(GIVEN RECORDS)

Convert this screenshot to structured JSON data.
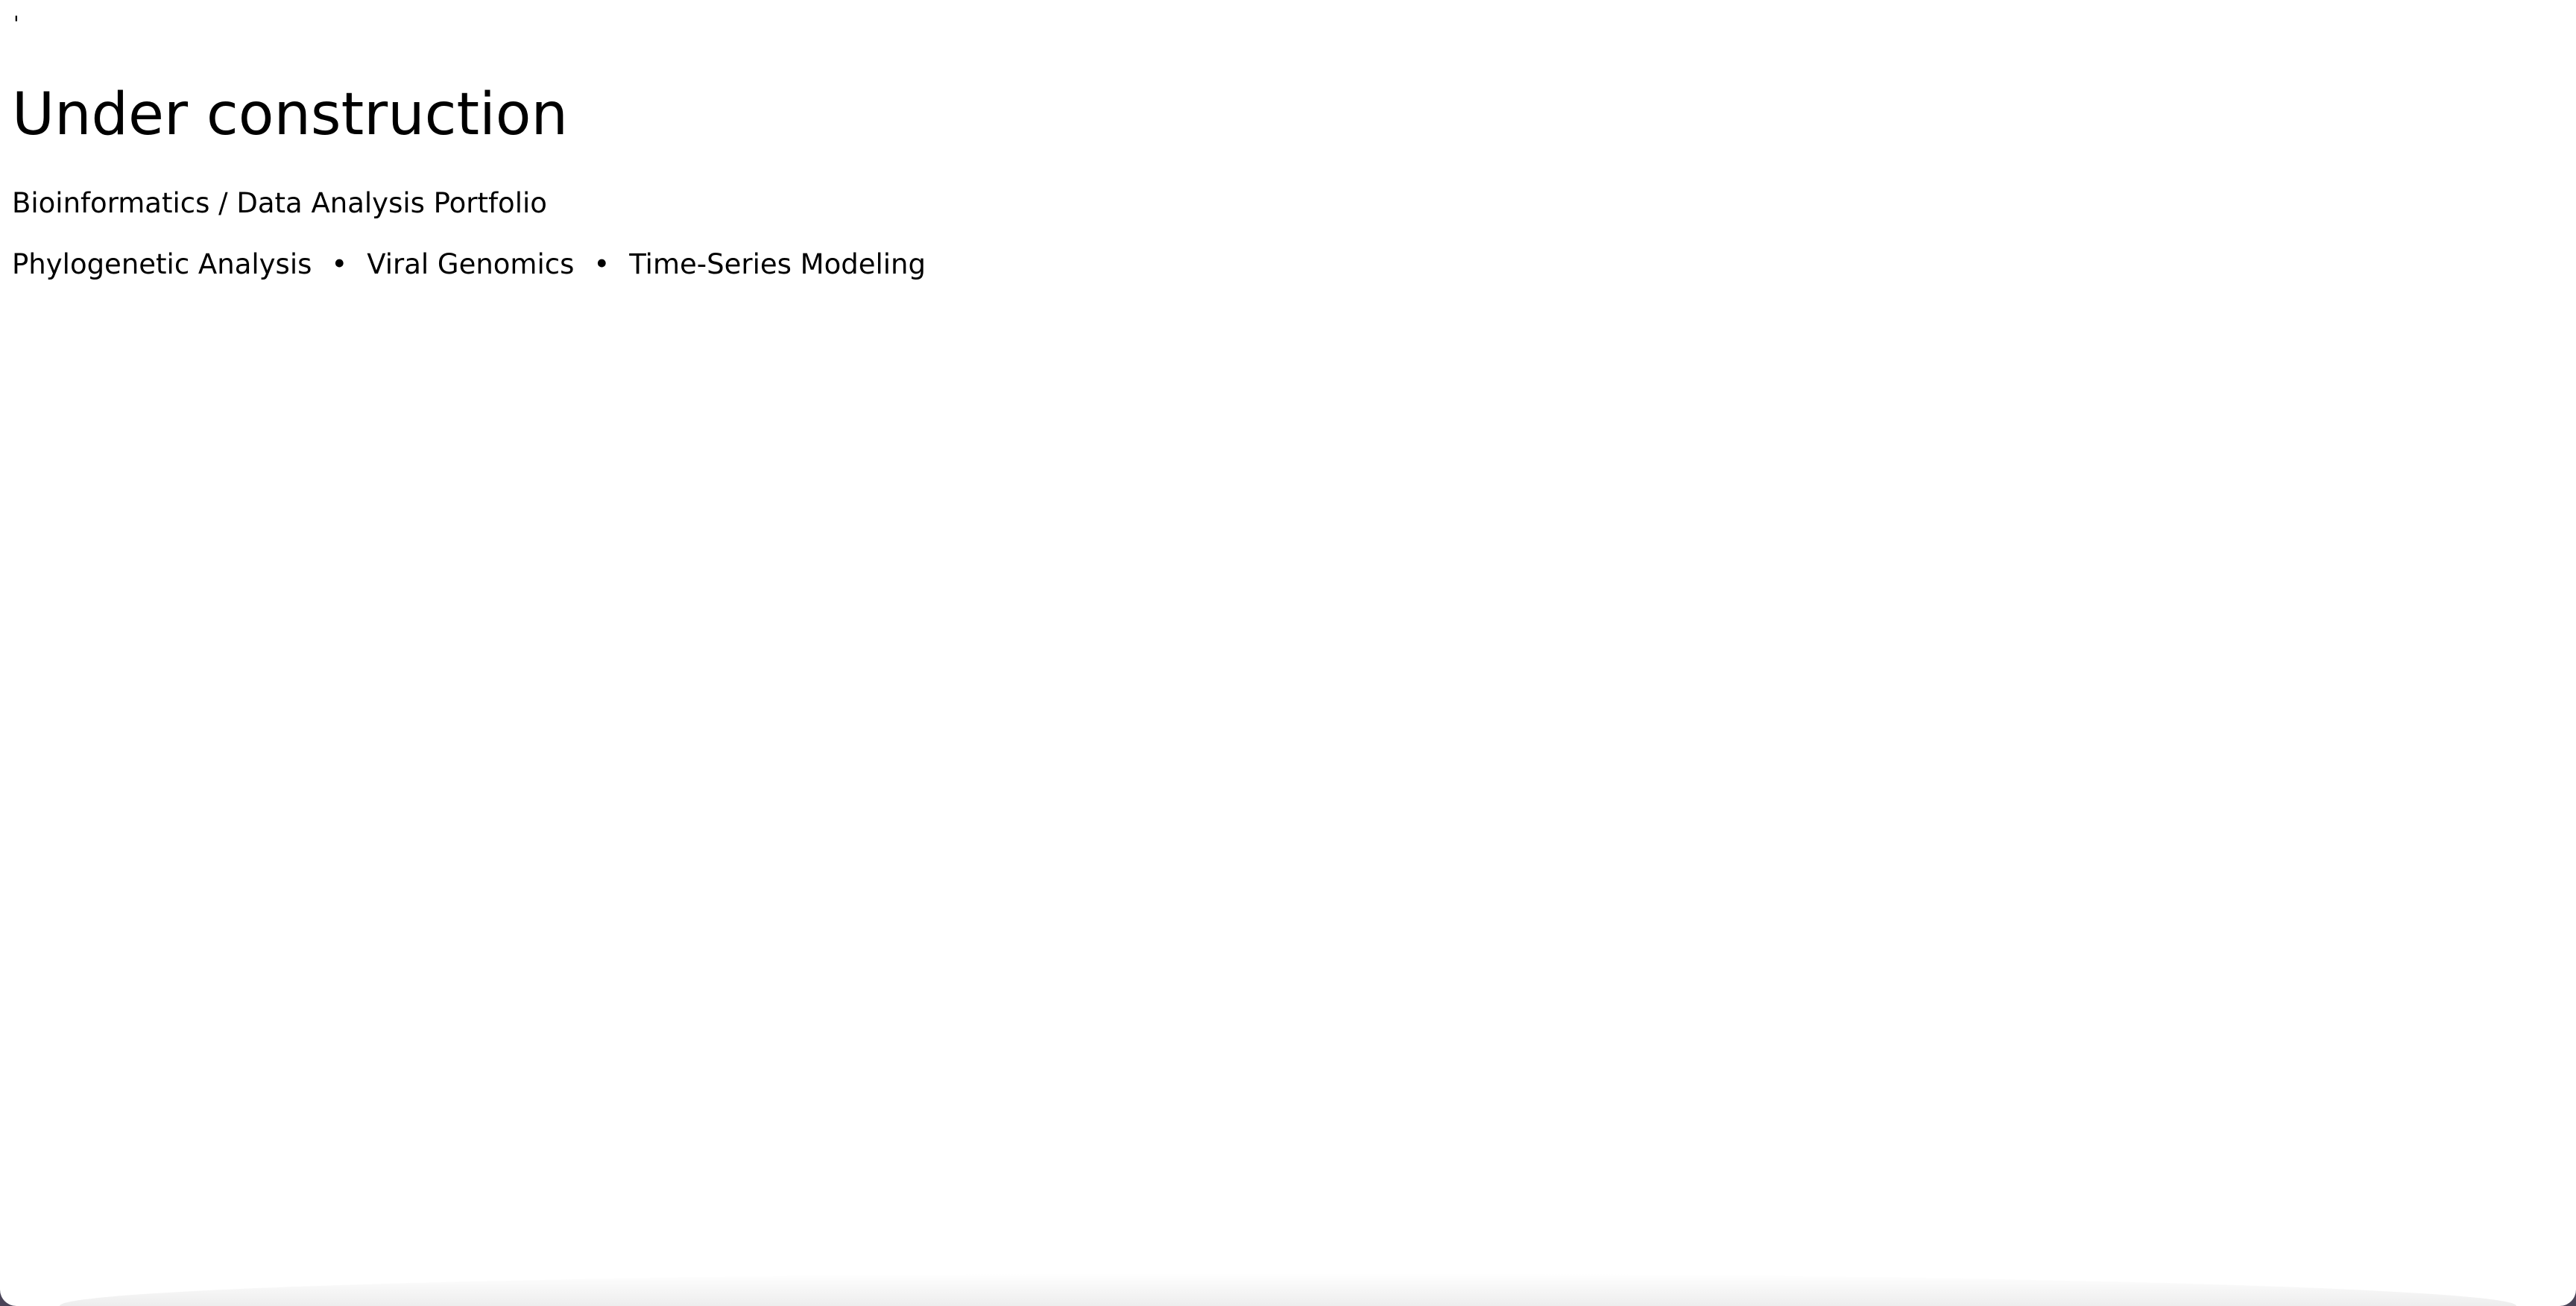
{
  "stray_mark": "'",
  "title": "Under construction",
  "subtitle": "Bioinformatics / Data Analysis Portfolio",
  "topics": [
    "Phylogenetic Analysis",
    "Viral Genomics",
    "Time-Series Modeling"
  ],
  "topic_separator": "•"
}
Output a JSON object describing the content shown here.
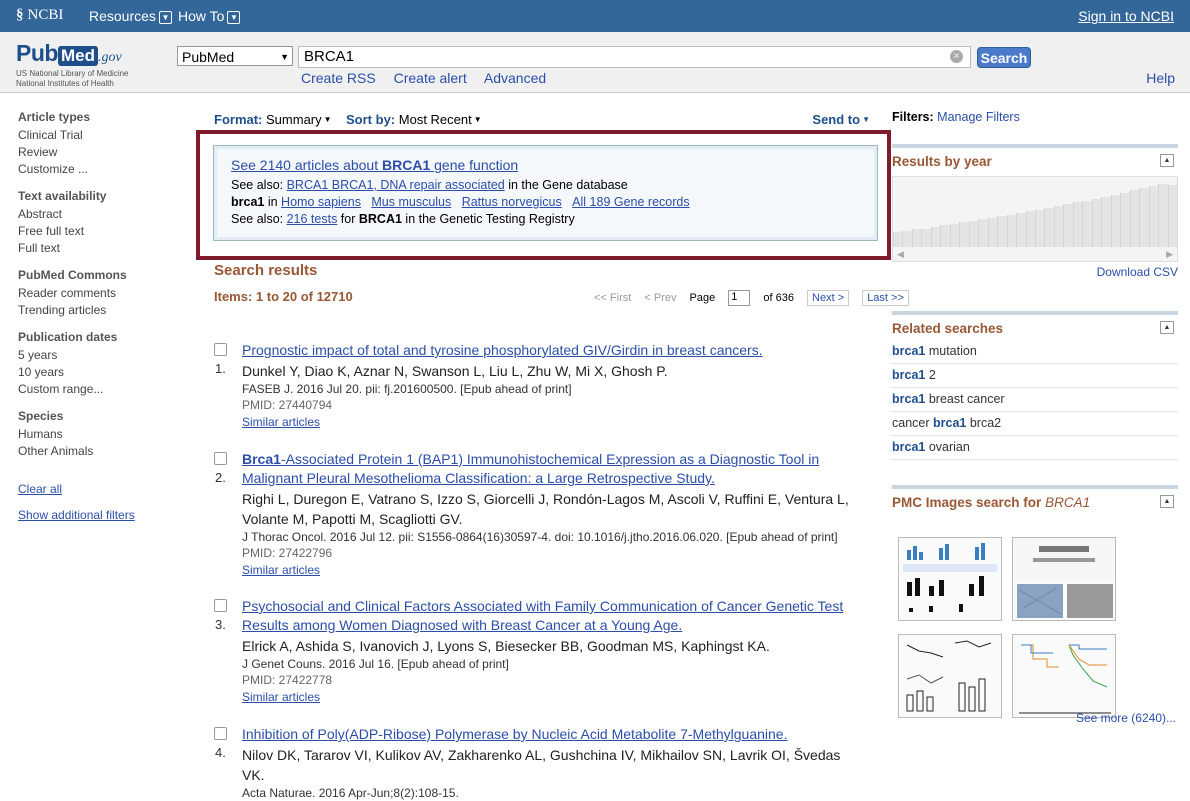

(End GIVEN RECORDS)

### WHAT THE TASK ASKS
Return all the data exactly, pictures omitted.

### ANSWER TO THE PROBLEM
Convert this screenshot to structured JSON data.
{
  "stray_mark": "'",
  "title": "Under construction",
  "subtitle": "Bioinformatics / Data Analysis Portfolio",
  "topics": [
    "Phylogenetic Analysis",
    "Viral Genomics",
    "Time-Series Modeling"
  ],
  "topic_separator": "•"
}
Output a JSON object describing the content shown here.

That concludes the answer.